Quote each record exactly, please, leaving none out.

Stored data
[Start]

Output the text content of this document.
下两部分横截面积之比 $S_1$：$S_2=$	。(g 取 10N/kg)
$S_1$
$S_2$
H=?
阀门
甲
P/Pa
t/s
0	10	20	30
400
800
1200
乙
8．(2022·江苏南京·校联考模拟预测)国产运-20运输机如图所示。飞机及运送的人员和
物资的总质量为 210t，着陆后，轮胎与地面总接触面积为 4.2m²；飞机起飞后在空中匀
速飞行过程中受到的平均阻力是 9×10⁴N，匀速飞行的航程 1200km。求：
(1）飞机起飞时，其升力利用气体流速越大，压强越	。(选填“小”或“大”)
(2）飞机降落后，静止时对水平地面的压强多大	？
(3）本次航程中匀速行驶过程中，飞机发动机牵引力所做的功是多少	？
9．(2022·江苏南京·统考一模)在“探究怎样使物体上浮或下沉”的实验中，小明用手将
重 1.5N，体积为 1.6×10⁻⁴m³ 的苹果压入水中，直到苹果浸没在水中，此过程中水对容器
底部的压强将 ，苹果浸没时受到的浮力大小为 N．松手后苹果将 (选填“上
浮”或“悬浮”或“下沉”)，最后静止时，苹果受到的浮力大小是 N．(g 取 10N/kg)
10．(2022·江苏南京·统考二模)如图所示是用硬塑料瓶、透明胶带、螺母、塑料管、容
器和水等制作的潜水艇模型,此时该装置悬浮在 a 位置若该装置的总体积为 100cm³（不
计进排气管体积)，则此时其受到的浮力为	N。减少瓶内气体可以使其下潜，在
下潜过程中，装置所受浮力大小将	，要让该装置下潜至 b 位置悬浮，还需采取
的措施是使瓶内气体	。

[End]

▸ RESPONSE FOR THIS EXERCISE
Output the text content of this document.
下两部分横截面积之比 $S_1$：$S_2=$	。(g 取 10N/kg)
$S_1$
$S_2$
H=?
阀门
甲
P/Pa
t/s
0	10	20	30
400
800
1200
乙
8．(2022·江苏南京·校联考模拟预测)国产运-20运输机如图所示。飞机及运送的人员和
物资的总质量为 210t，着陆后，轮胎与地面总接触面积为 4.2m²；飞机起飞后在空中匀
速飞行过程中受到的平均阻力是 9×10⁴N，匀速飞行的航程 1200km。求：
(1）飞机起飞时，其升力利用气体流速越大，压强越	。(选填“小”或“大”)
(2）飞机降落后，静止时对水平地面的压强多大	？
(3）本次航程中匀速行驶过程中，飞机发动机牵引力所做的功是多少	？
9．(2022·江苏南京·统考一模)在“探究怎样使物体上浮或下沉”的实验中，小明用手将
重 1.5N，体积为 1.6×10⁻⁴m³ 的苹果压入水中，直到苹果浸没在水中，此过程中水对容器
底部的压强将 ，苹果浸没时受到的浮力大小为 N．松手后苹果将 (选填“上
浮”或“悬浮”或“下沉”)，最后静止时，苹果受到的浮力大小是 N．(g 取 10N/kg)
10．(2022·江苏南京·统考二模)如图所示是用硬塑料瓶、透明胶带、螺母、塑料管、容
器和水等制作的潜水艇模型,此时该装置悬浮在 a 位置若该装置的总体积为 100cm³（不
计进排气管体积)，则此时其受到的浮力为	N。减少瓶内气体可以使其下潜，在
下潜过程中，装置所受浮力大小将	，要让该装置下潜至 b 位置悬浮，还需采取
的措施是使瓶内气体	。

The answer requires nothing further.